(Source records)
━━━━━━
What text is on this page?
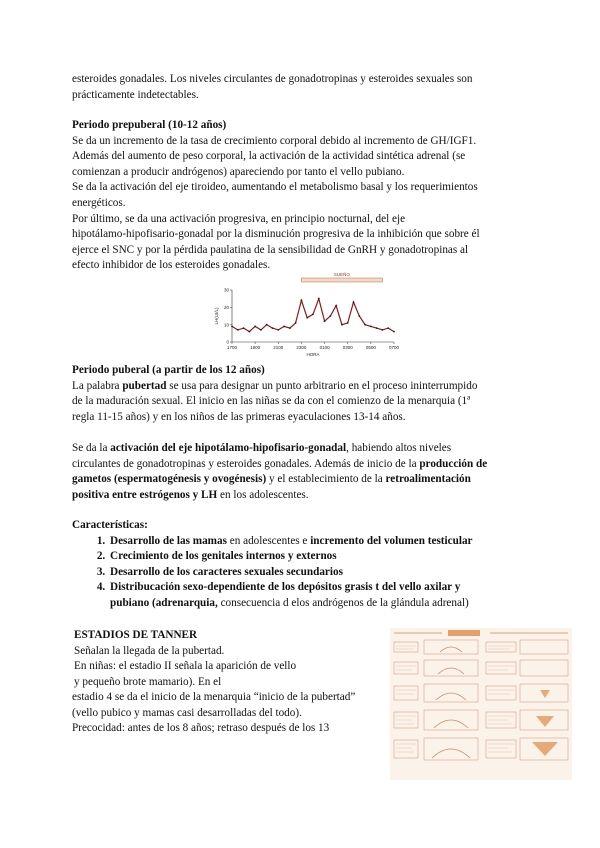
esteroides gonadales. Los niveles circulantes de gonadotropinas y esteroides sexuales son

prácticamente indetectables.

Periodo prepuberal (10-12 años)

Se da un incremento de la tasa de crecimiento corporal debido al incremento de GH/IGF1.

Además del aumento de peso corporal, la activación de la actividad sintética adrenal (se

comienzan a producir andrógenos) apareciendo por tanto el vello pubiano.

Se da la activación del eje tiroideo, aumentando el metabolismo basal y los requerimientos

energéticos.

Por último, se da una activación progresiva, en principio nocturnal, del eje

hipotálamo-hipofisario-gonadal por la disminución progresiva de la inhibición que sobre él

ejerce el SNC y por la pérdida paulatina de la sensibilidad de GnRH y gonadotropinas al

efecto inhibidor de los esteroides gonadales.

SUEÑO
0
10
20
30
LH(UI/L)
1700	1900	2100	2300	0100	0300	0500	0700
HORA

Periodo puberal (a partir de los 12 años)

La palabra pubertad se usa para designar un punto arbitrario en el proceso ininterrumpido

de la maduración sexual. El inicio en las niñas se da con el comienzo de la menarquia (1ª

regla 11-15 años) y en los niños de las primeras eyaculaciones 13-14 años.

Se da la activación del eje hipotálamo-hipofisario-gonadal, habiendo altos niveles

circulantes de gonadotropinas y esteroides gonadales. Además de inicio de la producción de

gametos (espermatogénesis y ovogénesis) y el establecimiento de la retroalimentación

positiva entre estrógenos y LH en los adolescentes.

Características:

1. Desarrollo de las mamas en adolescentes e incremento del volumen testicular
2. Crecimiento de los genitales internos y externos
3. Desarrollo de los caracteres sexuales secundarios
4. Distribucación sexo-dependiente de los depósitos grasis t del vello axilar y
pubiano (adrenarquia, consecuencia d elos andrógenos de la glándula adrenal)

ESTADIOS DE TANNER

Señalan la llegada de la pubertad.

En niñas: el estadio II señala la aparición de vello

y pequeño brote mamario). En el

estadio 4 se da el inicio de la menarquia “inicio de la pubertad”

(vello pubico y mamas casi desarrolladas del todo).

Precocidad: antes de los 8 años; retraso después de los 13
━━━━━━
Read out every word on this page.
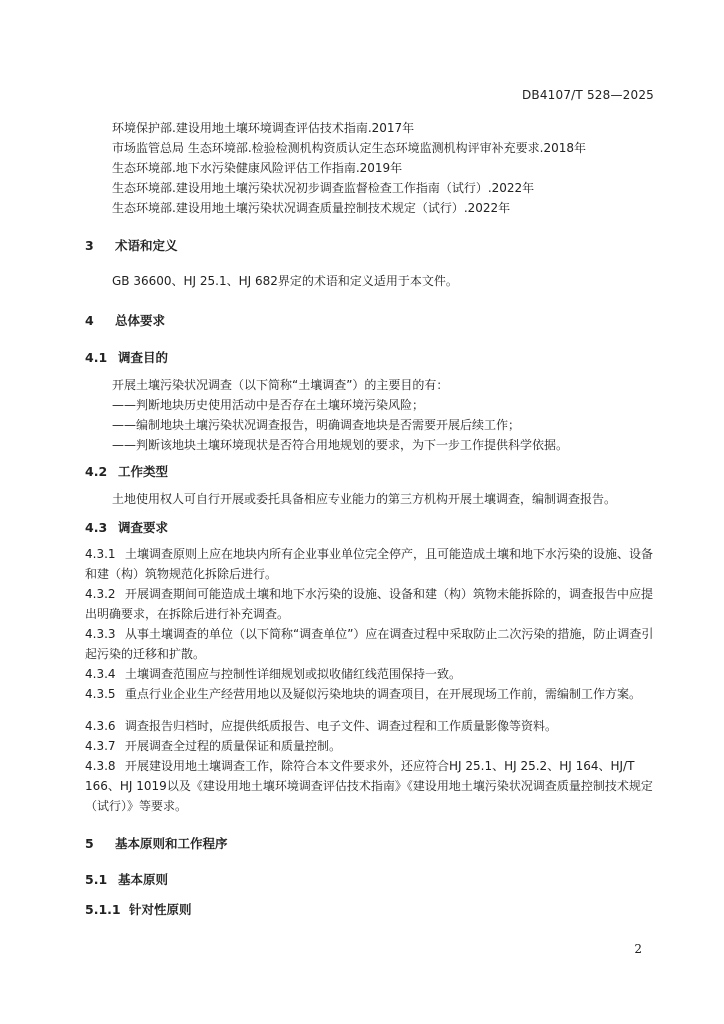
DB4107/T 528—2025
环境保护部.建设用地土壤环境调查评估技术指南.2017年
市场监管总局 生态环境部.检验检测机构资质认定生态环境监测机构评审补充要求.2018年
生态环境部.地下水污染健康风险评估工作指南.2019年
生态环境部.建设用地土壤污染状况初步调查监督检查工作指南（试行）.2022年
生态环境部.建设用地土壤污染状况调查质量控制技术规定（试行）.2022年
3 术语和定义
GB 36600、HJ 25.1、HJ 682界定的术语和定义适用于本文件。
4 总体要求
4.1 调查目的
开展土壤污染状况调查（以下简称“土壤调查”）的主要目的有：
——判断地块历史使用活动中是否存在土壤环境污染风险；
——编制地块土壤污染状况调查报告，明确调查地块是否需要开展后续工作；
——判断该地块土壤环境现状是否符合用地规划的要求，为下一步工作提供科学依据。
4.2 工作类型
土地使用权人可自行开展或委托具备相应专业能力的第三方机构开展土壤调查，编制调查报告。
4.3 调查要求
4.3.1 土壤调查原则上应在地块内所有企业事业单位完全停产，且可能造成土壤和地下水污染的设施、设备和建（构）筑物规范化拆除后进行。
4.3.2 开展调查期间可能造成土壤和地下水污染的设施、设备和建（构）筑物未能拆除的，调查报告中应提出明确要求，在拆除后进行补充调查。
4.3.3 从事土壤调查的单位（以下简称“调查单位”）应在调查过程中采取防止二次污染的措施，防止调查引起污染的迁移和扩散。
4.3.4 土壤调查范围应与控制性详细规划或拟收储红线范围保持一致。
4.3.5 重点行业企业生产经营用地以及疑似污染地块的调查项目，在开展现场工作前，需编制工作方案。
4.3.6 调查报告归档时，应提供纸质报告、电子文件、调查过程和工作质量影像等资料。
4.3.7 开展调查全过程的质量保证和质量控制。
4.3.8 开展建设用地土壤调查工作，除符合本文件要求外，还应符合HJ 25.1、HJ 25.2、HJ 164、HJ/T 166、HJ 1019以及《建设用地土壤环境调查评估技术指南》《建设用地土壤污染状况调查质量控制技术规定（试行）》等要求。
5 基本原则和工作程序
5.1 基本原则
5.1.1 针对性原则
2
━━━━━━
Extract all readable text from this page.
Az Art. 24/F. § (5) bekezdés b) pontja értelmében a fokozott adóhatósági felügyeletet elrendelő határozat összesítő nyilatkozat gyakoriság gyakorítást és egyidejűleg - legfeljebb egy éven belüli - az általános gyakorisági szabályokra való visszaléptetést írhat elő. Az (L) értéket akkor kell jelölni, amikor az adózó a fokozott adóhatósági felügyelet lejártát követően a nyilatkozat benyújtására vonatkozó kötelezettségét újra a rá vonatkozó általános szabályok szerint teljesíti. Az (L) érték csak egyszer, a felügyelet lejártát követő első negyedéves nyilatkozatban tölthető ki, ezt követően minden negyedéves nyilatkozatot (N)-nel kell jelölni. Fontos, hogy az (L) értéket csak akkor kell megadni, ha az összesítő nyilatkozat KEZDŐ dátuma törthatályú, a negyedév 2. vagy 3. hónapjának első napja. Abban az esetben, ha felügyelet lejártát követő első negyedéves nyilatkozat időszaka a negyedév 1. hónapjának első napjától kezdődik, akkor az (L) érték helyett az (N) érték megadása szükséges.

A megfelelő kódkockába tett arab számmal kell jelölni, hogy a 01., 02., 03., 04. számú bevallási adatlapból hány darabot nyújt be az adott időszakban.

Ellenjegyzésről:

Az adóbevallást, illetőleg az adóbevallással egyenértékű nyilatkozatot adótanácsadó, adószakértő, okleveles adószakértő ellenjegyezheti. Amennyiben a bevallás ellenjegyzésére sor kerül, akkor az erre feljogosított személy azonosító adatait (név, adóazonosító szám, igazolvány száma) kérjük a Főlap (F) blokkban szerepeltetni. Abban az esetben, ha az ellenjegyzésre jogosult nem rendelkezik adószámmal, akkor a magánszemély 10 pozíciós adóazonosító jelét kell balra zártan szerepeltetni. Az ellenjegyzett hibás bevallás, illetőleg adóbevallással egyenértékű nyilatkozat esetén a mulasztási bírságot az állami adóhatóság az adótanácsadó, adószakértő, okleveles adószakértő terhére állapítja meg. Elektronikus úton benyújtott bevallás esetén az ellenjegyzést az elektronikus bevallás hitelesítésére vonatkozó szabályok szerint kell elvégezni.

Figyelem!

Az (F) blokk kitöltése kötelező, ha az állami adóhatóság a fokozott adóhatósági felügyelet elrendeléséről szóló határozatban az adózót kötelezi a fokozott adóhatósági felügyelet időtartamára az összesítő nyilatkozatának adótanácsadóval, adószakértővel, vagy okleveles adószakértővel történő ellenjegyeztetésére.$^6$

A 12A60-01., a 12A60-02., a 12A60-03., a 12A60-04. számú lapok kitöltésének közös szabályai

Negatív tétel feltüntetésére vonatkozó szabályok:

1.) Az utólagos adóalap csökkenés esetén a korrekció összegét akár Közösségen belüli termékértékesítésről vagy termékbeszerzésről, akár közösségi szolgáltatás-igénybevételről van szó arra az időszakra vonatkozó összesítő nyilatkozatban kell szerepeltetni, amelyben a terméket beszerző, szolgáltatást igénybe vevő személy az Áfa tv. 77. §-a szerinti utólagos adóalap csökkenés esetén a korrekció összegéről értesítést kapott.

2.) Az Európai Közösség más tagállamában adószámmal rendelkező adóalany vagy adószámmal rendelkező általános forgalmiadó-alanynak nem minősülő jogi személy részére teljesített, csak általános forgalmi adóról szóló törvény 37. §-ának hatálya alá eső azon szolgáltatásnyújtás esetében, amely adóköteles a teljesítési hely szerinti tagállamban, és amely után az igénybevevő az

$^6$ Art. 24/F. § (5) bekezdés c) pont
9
━━━━━━
#### EXERCISE OBJECTIVE
Show every line in the records above that contains the word "Desarrollo".

#### ANSWER IN FULL
1. Desarrollo de las mamas en adolescentes e incremento del volumen testicular
3. Desarrollo de los caracteres sexuales secundarios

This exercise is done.